--- Task ---
Below are the records; pull every line that includes "time".
*** Input rows
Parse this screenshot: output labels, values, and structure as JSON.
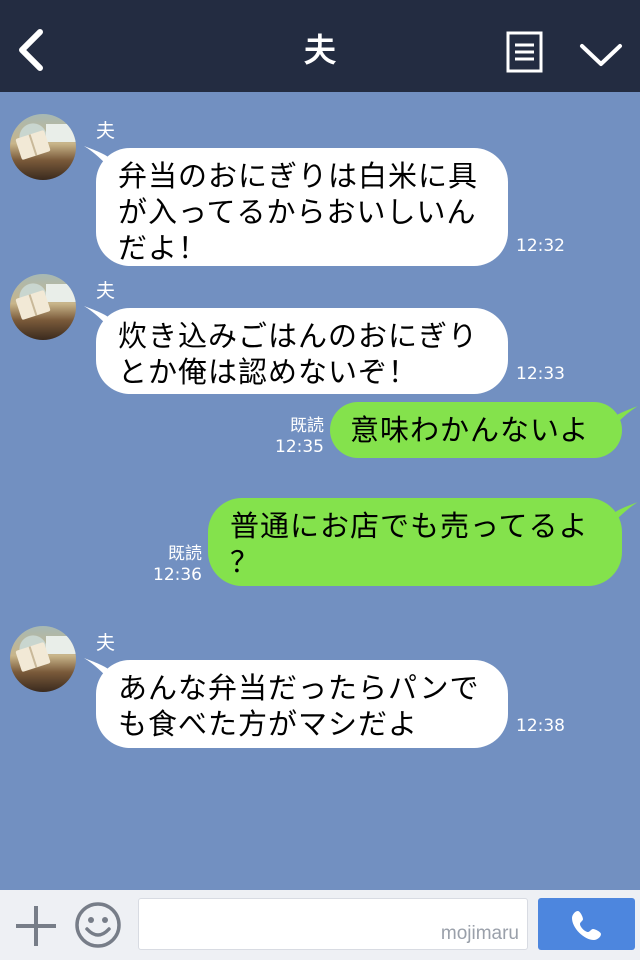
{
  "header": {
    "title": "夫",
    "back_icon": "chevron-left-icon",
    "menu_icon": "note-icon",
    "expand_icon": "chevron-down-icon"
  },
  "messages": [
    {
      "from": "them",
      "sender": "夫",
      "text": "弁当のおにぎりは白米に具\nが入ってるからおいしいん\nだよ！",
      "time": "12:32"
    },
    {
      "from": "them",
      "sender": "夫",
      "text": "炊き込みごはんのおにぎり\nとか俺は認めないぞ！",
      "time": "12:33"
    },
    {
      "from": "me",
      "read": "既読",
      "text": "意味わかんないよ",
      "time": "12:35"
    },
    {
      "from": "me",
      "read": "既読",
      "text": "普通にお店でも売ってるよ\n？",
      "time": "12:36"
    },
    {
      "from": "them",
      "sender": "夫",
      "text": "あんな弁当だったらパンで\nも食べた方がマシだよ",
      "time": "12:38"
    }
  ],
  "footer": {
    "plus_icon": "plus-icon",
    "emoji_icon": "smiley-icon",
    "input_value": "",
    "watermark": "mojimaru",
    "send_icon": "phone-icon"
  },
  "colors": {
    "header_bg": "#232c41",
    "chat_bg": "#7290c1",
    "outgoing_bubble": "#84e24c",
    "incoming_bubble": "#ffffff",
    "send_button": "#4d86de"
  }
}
******
*** Input rows
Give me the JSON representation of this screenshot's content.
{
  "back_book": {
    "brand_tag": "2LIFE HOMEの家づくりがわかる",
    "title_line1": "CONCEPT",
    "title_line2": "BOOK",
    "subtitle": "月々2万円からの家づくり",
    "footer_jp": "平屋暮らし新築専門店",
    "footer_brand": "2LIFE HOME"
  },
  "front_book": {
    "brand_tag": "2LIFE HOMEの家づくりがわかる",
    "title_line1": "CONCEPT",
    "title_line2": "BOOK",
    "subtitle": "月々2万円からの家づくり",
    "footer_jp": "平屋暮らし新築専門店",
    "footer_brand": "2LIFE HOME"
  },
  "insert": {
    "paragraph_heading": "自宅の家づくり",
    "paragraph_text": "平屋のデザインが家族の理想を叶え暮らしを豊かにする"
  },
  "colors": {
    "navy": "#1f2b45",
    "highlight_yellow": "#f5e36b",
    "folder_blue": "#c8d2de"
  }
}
******
--- Answer to the problem ---
      "time": "12:32"
      "time": "12:33"
      "time": "12:35"
      "time": "12:36"
      "time": "12:38"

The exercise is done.